» **What the task asks**: Restate, word for word, every line of the data.

» **Given data**:

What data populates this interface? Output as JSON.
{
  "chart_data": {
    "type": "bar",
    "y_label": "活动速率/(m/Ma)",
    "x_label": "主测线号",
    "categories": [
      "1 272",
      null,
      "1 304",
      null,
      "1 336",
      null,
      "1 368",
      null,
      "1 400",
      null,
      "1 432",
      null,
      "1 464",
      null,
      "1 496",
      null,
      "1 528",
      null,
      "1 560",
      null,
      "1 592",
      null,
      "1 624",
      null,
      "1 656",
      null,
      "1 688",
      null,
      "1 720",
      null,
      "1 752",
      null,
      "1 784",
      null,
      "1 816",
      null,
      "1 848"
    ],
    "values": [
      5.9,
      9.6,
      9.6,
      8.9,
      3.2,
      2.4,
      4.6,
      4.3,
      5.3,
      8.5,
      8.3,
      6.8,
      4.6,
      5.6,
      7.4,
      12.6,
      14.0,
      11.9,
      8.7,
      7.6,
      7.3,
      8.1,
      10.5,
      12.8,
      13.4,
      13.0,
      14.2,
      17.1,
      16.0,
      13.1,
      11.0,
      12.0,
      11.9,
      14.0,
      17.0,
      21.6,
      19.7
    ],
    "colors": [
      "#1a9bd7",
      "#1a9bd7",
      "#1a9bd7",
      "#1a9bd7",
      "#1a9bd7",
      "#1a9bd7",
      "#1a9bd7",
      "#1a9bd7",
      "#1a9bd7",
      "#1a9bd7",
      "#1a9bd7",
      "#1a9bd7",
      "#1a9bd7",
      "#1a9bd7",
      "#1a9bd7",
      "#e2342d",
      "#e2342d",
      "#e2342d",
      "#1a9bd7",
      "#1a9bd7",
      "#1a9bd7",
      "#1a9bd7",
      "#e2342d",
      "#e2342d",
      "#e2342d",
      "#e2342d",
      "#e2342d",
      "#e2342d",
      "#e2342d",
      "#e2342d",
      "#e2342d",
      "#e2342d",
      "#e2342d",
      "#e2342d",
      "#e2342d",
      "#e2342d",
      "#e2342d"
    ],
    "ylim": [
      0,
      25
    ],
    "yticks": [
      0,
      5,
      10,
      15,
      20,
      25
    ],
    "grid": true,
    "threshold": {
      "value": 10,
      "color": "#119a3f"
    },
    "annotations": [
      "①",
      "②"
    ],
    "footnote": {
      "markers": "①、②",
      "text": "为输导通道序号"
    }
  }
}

» **Completed task**:
What data populates this interface? Output as JSON.
{
  "chart_data": {
    "type": "bar",
    "y_label": "活动速率/(m/Ma)",
    "x_label": "主测线号",
    "categories": [
      "1 272",
      null,
      "1 304",
      null,
      "1 336",
      null,
      "1 368",
      null,
      "1 400",
      null,
      "1 432",
      null,
      "1 464",
      null,
      "1 496",
      null,
      "1 528",
      null,
      "1 560",
      null,
      "1 592",
      null,
      "1 624",
      null,
      "1 656",
      null,
      "1 688",
      null,
      "1 720",
      null,
      "1 752",
      null,
      "1 784",
      null,
      "1 816",
      null,
      "1 848"
    ],
    "values": [
      5.9,
      9.6,
      9.6,
      8.9,
      3.2,
      2.4,
      4.6,
      4.3,
      5.3,
      8.5,
      8.3,
      6.8,
      4.6,
      5.6,
      7.4,
      12.6,
      14.0,
      11.9,
      8.7,
      7.6,
      7.3,
      8.1,
      10.5,
      12.8,
      13.4,
      13.0,
      14.2,
      17.1,
      16.0,
      13.1,
      11.0,
      12.0,
      11.9,
      14.0,
      17.0,
      21.6,
      19.7
    ],
    "colors": [
      "#1a9bd7",
      "#1a9bd7",
      "#1a9bd7",
      "#1a9bd7",
      "#1a9bd7",
      "#1a9bd7",
      "#1a9bd7",
      "#1a9bd7",
      "#1a9bd7",
      "#1a9bd7",
      "#1a9bd7",
      "#1a9bd7",
      "#1a9bd7",
      "#1a9bd7",
      "#1a9bd7",
      "#e2342d",
      "#e2342d",
      "#e2342d",
      "#1a9bd7",
      "#1a9bd7",
      "#1a9bd7",
      "#1a9bd7",
      "#e2342d",
      "#e2342d",
      "#e2342d",
      "#e2342d",
      "#e2342d",
      "#e2342d",
      "#e2342d",
      "#e2342d",
      "#e2342d",
      "#e2342d",
      "#e2342d",
      "#e2342d",
      "#e2342d",
      "#e2342d",
      "#e2342d"
    ],
    "ylim": [
      0,
      25
    ],
    "yticks": [
      0,
      5,
      10,
      15,
      20,
      25
    ],
    "grid": true,
    "threshold": {
      "value": 10,
      "color": "#119a3f"
    },
    "annotations": [
      "①",
      "②"
    ],
    "footnote": {
      "markers": "①、②",
      "text": "为输导通道序号"
    }
  }
}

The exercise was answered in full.